> Challenge
Every record that follows must be duplicated exactly, with images left out.

> Input for this task
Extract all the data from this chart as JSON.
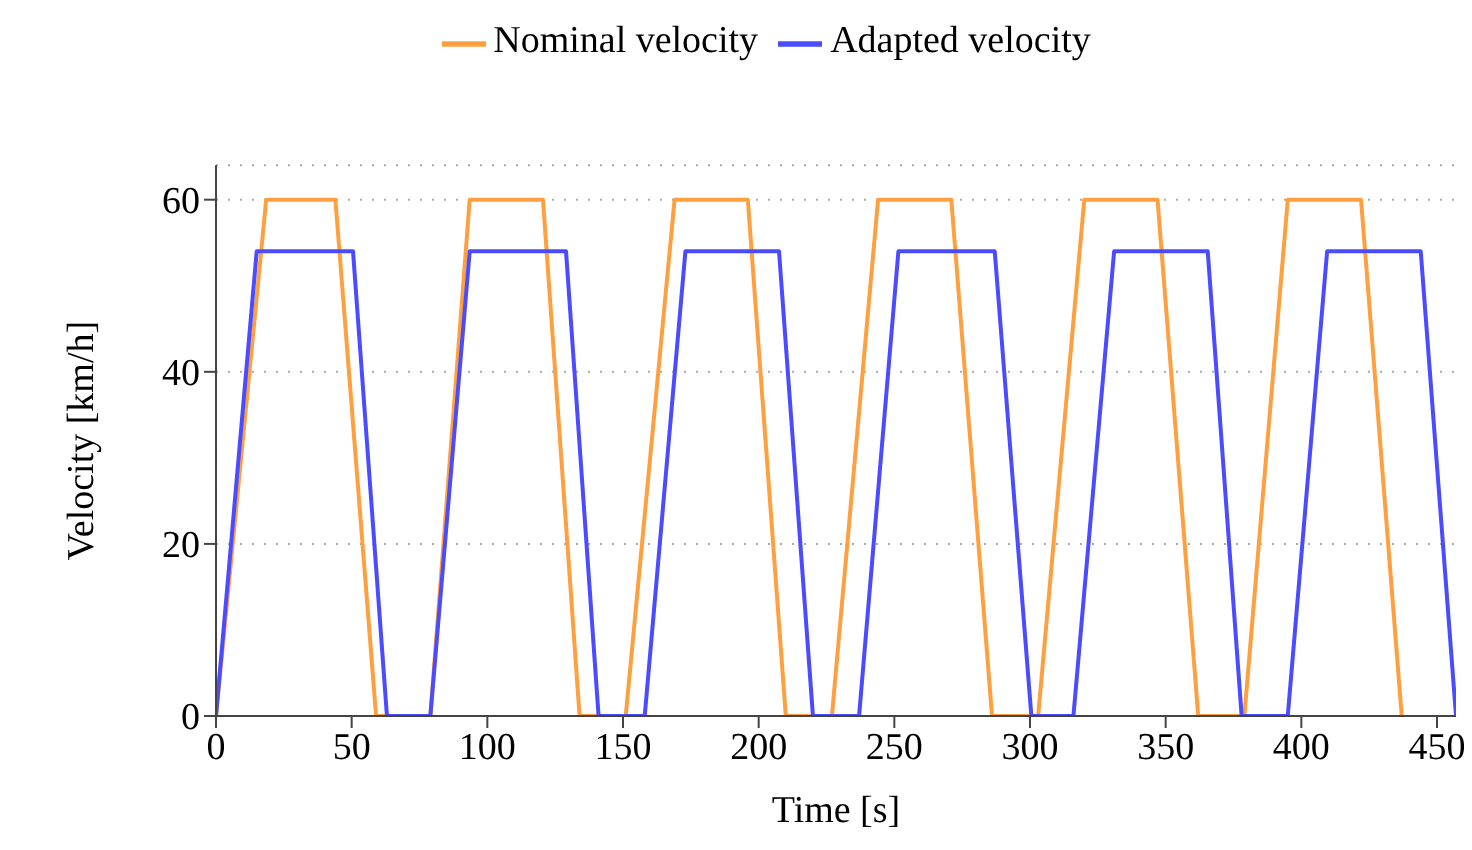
{
  "chart_data": {
    "type": "line",
    "xlabel": "Time [s]",
    "ylabel": "Velocity [km/h]",
    "xlim": [
      0,
      457
    ],
    "ylim": [
      0,
      64
    ],
    "xticks": [
      0,
      50,
      100,
      150,
      200,
      250,
      300,
      350,
      400,
      450
    ],
    "yticks": [
      0,
      20,
      40,
      60
    ],
    "grid": "y",
    "legend": "top",
    "marker": "none",
    "line_style": "solid",
    "series": [
      {
        "name": "Nominal velocity",
        "color": "#ffa040",
        "x": [
          0,
          18.5,
          44,
          59,
          79,
          93.5,
          120.5,
          134,
          151,
          169,
          196,
          210,
          227,
          244,
          271,
          286,
          303,
          320,
          347,
          362,
          379,
          395,
          422,
          437
        ],
        "values": [
          0,
          60,
          60,
          0,
          0,
          60,
          60,
          0,
          0,
          60,
          60,
          0,
          0,
          60,
          60,
          0,
          0,
          60,
          60,
          0,
          0,
          60,
          60,
          0
        ]
      },
      {
        "name": "Adapted velocity",
        "color": "#4b4bff",
        "x": [
          0,
          15,
          50.5,
          63,
          79,
          93.5,
          129,
          141,
          158,
          173,
          207.5,
          220,
          237,
          251.5,
          287,
          300.5,
          316,
          331,
          365.5,
          378,
          395,
          409.5,
          444,
          457
        ],
        "values": [
          0,
          54,
          54,
          0,
          0,
          54,
          54,
          0,
          0,
          54,
          54,
          0,
          0,
          54,
          54,
          0,
          0,
          54,
          54,
          0,
          0,
          54,
          54,
          0
        ]
      }
    ]
  }
}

> Correct output
Extract all the data from this chart as JSON.
{
  "chart_data": {
    "type": "line",
    "xlabel": "Time [s]",
    "ylabel": "Velocity [km/h]",
    "xlim": [
      0,
      457
    ],
    "ylim": [
      0,
      64
    ],
    "xticks": [
      0,
      50,
      100,
      150,
      200,
      250,
      300,
      350,
      400,
      450
    ],
    "yticks": [
      0,
      20,
      40,
      60
    ],
    "grid": "y",
    "legend": "top",
    "marker": "none",
    "line_style": "solid",
    "series": [
      {
        "name": "Nominal velocity",
        "color": "#ffa040",
        "x": [
          0,
          18.5,
          44,
          59,
          79,
          93.5,
          120.5,
          134,
          151,
          169,
          196,
          210,
          227,
          244,
          271,
          286,
          303,
          320,
          347,
          362,
          379,
          395,
          422,
          437
        ],
        "values": [
          0,
          60,
          60,
          0,
          0,
          60,
          60,
          0,
          0,
          60,
          60,
          0,
          0,
          60,
          60,
          0,
          0,
          60,
          60,
          0,
          0,
          60,
          60,
          0
        ]
      },
      {
        "name": "Adapted velocity",
        "color": "#4b4bff",
        "x": [
          0,
          15,
          50.5,
          63,
          79,
          93.5,
          129,
          141,
          158,
          173,
          207.5,
          220,
          237,
          251.5,
          287,
          300.5,
          316,
          331,
          365.5,
          378,
          395,
          409.5,
          444,
          457
        ],
        "values": [
          0,
          54,
          54,
          0,
          0,
          54,
          54,
          0,
          0,
          54,
          54,
          0,
          0,
          54,
          54,
          0,
          0,
          54,
          54,
          0,
          0,
          54,
          54,
          0
        ]
      }
    ]
  }
}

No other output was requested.